(Extracted data entries)
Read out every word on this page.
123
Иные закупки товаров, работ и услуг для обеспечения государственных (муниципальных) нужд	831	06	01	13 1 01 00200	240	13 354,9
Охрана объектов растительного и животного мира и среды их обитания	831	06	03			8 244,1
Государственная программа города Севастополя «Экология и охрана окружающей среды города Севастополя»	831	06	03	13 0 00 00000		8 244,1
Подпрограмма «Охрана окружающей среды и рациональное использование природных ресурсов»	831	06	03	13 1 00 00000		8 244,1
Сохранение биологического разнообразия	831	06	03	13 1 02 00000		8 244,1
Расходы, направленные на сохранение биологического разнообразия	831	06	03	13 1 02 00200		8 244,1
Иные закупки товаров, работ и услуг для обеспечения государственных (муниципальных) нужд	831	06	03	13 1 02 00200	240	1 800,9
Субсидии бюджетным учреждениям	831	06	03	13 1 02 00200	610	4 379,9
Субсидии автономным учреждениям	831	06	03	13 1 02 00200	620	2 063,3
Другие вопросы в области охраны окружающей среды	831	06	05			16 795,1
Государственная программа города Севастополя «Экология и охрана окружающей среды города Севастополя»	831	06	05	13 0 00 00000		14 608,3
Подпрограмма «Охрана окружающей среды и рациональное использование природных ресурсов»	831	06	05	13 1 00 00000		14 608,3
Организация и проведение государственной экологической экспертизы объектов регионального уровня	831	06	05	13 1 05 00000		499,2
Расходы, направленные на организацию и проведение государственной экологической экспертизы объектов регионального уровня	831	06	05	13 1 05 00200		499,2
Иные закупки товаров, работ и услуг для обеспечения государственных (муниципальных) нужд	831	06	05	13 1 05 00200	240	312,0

◆ Directions for this task ◆
Restate every entry word for word.

◆ Expected answer ◆
Read out every word on this page.
123
Иные закупки товаров, работ и услуг для обеспечения государственных (муниципальных) нужд	831	06	01	13 1 01 00200	240	13 354,9
Охрана объектов растительного и животного мира и среды их обитания	831	06	03			8 244,1
Государственная программа города Севастополя «Экология и охрана окружающей среды города Севастополя»	831	06	03	13 0 00 00000		8 244,1
Подпрограмма «Охрана окружающей среды и рациональное использование природных ресурсов»	831	06	03	13 1 00 00000		8 244,1
Сохранение биологического разнообразия	831	06	03	13 1 02 00000		8 244,1
Расходы, направленные на сохранение биологического разнообразия	831	06	03	13 1 02 00200		8 244,1
Иные закупки товаров, работ и услуг для обеспечения государственных (муниципальных) нужд	831	06	03	13 1 02 00200	240	1 800,9
Субсидии бюджетным учреждениям	831	06	03	13 1 02 00200	610	4 379,9
Субсидии автономным учреждениям	831	06	03	13 1 02 00200	620	2 063,3
Другие вопросы в области охраны окружающей среды	831	06	05			16 795,1
Государственная программа города Севастополя «Экология и охрана окружающей среды города Севастополя»	831	06	05	13 0 00 00000		14 608,3
Подпрограмма «Охрана окружающей среды и рациональное использование природных ресурсов»	831	06	05	13 1 00 00000		14 608,3
Организация и проведение государственной экологической экспертизы объектов регионального уровня	831	06	05	13 1 05 00000		499,2
Расходы, направленные на организацию и проведение государственной экологической экспертизы объектов регионального уровня	831	06	05	13 1 05 00200		499,2
Иные закупки товаров, работ и услуг для обеспечения государственных (муниципальных) нужд	831	06	05	13 1 05 00200	240	312,0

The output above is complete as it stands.